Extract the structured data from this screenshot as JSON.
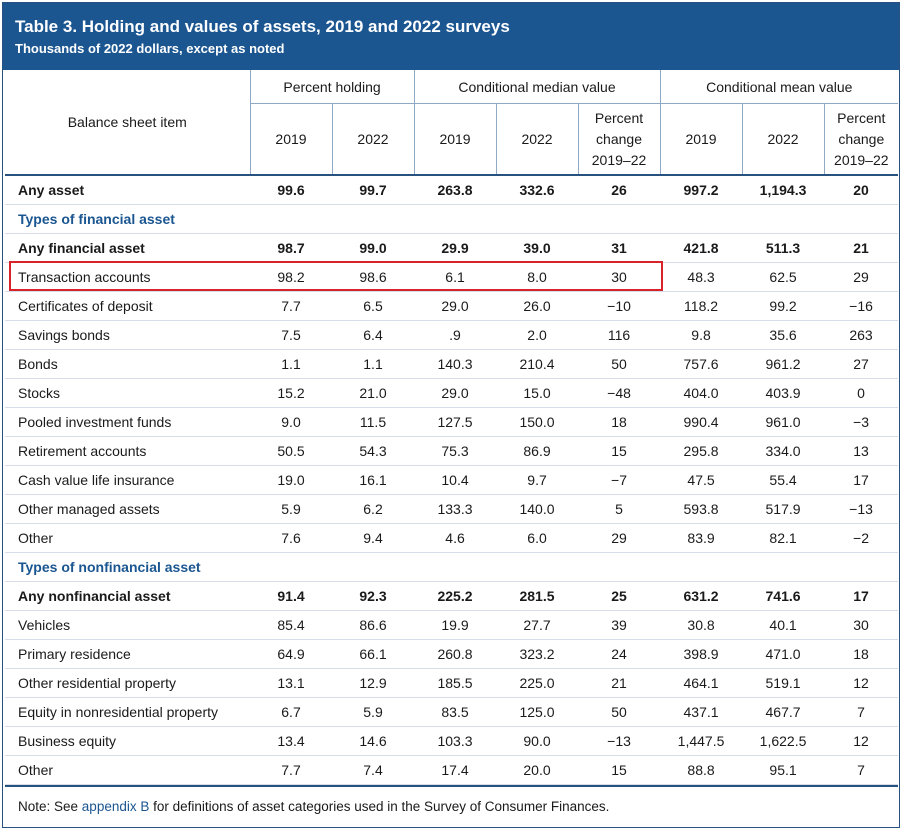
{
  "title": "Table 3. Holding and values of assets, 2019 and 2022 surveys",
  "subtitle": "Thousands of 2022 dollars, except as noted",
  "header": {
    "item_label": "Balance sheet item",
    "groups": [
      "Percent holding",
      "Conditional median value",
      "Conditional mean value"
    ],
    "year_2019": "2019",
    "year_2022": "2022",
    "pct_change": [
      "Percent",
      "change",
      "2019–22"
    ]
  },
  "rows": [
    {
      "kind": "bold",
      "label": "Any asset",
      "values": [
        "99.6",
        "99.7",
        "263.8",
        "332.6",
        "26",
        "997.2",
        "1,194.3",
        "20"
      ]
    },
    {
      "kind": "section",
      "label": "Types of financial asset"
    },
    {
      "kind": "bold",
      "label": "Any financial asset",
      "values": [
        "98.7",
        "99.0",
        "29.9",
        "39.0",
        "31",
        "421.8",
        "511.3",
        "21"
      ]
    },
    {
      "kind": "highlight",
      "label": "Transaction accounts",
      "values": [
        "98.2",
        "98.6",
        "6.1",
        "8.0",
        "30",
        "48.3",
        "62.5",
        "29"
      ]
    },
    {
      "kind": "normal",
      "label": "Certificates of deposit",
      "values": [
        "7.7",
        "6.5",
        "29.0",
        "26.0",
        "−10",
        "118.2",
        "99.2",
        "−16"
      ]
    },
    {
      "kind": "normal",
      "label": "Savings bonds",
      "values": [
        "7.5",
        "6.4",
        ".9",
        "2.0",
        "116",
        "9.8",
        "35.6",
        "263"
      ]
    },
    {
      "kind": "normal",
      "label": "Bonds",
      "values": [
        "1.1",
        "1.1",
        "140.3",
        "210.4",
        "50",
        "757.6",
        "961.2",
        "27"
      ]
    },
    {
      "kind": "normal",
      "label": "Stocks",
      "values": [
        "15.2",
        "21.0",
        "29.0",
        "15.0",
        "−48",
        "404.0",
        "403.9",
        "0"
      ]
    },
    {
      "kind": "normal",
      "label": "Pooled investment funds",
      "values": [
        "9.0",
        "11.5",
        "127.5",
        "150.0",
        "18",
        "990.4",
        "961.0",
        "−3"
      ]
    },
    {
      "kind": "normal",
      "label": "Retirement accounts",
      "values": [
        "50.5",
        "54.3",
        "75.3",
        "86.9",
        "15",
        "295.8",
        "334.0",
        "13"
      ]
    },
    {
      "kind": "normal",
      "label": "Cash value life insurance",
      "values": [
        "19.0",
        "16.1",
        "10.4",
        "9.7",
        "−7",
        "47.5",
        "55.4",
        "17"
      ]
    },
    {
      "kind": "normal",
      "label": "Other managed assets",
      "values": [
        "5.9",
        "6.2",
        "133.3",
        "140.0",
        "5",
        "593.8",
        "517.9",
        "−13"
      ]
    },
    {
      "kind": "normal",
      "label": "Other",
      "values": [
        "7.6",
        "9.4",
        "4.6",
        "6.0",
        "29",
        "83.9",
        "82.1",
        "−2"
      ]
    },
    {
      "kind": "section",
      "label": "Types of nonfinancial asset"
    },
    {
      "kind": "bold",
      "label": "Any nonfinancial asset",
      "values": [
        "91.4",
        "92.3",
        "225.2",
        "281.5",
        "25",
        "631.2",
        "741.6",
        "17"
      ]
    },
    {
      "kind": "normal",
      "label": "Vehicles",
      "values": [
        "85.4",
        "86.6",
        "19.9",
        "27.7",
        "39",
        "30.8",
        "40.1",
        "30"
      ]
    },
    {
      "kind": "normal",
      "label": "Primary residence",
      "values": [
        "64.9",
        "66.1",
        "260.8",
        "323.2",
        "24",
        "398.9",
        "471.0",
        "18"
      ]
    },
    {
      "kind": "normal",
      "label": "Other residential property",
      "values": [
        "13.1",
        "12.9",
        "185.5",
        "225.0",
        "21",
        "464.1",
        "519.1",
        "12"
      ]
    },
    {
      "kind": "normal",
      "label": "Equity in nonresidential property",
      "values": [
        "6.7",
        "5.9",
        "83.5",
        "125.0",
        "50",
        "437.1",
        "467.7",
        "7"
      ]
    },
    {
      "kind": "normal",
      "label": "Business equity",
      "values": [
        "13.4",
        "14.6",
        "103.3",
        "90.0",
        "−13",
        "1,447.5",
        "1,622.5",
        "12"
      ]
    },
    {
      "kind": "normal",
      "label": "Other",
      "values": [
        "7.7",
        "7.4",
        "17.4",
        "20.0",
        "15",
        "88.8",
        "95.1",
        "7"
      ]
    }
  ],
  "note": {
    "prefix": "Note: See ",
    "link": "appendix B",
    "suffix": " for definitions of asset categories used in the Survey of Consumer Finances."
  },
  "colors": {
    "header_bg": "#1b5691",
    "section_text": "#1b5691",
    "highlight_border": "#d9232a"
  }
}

# WHAT NEEDS TO BE DONE
Leaving the pictures aside, transcribe the entire listing exactly.

# RESPONSE
Extract the structured data from this screenshot as JSON.
{
  "title": "Table 3. Holding and values of assets, 2019 and 2022 surveys",
  "subtitle": "Thousands of 2022 dollars, except as noted",
  "header": {
    "item_label": "Balance sheet item",
    "groups": [
      "Percent holding",
      "Conditional median value",
      "Conditional mean value"
    ],
    "year_2019": "2019",
    "year_2022": "2022",
    "pct_change": [
      "Percent",
      "change",
      "2019–22"
    ]
  },
  "rows": [
    {
      "kind": "bold",
      "label": "Any asset",
      "values": [
        "99.6",
        "99.7",
        "263.8",
        "332.6",
        "26",
        "997.2",
        "1,194.3",
        "20"
      ]
    },
    {
      "kind": "section",
      "label": "Types of financial asset"
    },
    {
      "kind": "bold",
      "label": "Any financial asset",
      "values": [
        "98.7",
        "99.0",
        "29.9",
        "39.0",
        "31",
        "421.8",
        "511.3",
        "21"
      ]
    },
    {
      "kind": "highlight",
      "label": "Transaction accounts",
      "values": [
        "98.2",
        "98.6",
        "6.1",
        "8.0",
        "30",
        "48.3",
        "62.5",
        "29"
      ]
    },
    {
      "kind": "normal",
      "label": "Certificates of deposit",
      "values": [
        "7.7",
        "6.5",
        "29.0",
        "26.0",
        "−10",
        "118.2",
        "99.2",
        "−16"
      ]
    },
    {
      "kind": "normal",
      "label": "Savings bonds",
      "values": [
        "7.5",
        "6.4",
        ".9",
        "2.0",
        "116",
        "9.8",
        "35.6",
        "263"
      ]
    },
    {
      "kind": "normal",
      "label": "Bonds",
      "values": [
        "1.1",
        "1.1",
        "140.3",
        "210.4",
        "50",
        "757.6",
        "961.2",
        "27"
      ]
    },
    {
      "kind": "normal",
      "label": "Stocks",
      "values": [
        "15.2",
        "21.0",
        "29.0",
        "15.0",
        "−48",
        "404.0",
        "403.9",
        "0"
      ]
    },
    {
      "kind": "normal",
      "label": "Pooled investment funds",
      "values": [
        "9.0",
        "11.5",
        "127.5",
        "150.0",
        "18",
        "990.4",
        "961.0",
        "−3"
      ]
    },
    {
      "kind": "normal",
      "label": "Retirement accounts",
      "values": [
        "50.5",
        "54.3",
        "75.3",
        "86.9",
        "15",
        "295.8",
        "334.0",
        "13"
      ]
    },
    {
      "kind": "normal",
      "label": "Cash value life insurance",
      "values": [
        "19.0",
        "16.1",
        "10.4",
        "9.7",
        "−7",
        "47.5",
        "55.4",
        "17"
      ]
    },
    {
      "kind": "normal",
      "label": "Other managed assets",
      "values": [
        "5.9",
        "6.2",
        "133.3",
        "140.0",
        "5",
        "593.8",
        "517.9",
        "−13"
      ]
    },
    {
      "kind": "normal",
      "label": "Other",
      "values": [
        "7.6",
        "9.4",
        "4.6",
        "6.0",
        "29",
        "83.9",
        "82.1",
        "−2"
      ]
    },
    {
      "kind": "section",
      "label": "Types of nonfinancial asset"
    },
    {
      "kind": "bold",
      "label": "Any nonfinancial asset",
      "values": [
        "91.4",
        "92.3",
        "225.2",
        "281.5",
        "25",
        "631.2",
        "741.6",
        "17"
      ]
    },
    {
      "kind": "normal",
      "label": "Vehicles",
      "values": [
        "85.4",
        "86.6",
        "19.9",
        "27.7",
        "39",
        "30.8",
        "40.1",
        "30"
      ]
    },
    {
      "kind": "normal",
      "label": "Primary residence",
      "values": [
        "64.9",
        "66.1",
        "260.8",
        "323.2",
        "24",
        "398.9",
        "471.0",
        "18"
      ]
    },
    {
      "kind": "normal",
      "label": "Other residential property",
      "values": [
        "13.1",
        "12.9",
        "185.5",
        "225.0",
        "21",
        "464.1",
        "519.1",
        "12"
      ]
    },
    {
      "kind": "normal",
      "label": "Equity in nonresidential property",
      "values": [
        "6.7",
        "5.9",
        "83.5",
        "125.0",
        "50",
        "437.1",
        "467.7",
        "7"
      ]
    },
    {
      "kind": "normal",
      "label": "Business equity",
      "values": [
        "13.4",
        "14.6",
        "103.3",
        "90.0",
        "−13",
        "1,447.5",
        "1,622.5",
        "12"
      ]
    },
    {
      "kind": "normal",
      "label": "Other",
      "values": [
        "7.7",
        "7.4",
        "17.4",
        "20.0",
        "15",
        "88.8",
        "95.1",
        "7"
      ]
    }
  ],
  "note": {
    "prefix": "Note: See ",
    "link": "appendix B",
    "suffix": " for definitions of asset categories used in the Survey of Consumer Finances."
  },
  "colors": {
    "header_bg": "#1b5691",
    "section_text": "#1b5691",
    "highlight_border": "#d9232a"
  }
}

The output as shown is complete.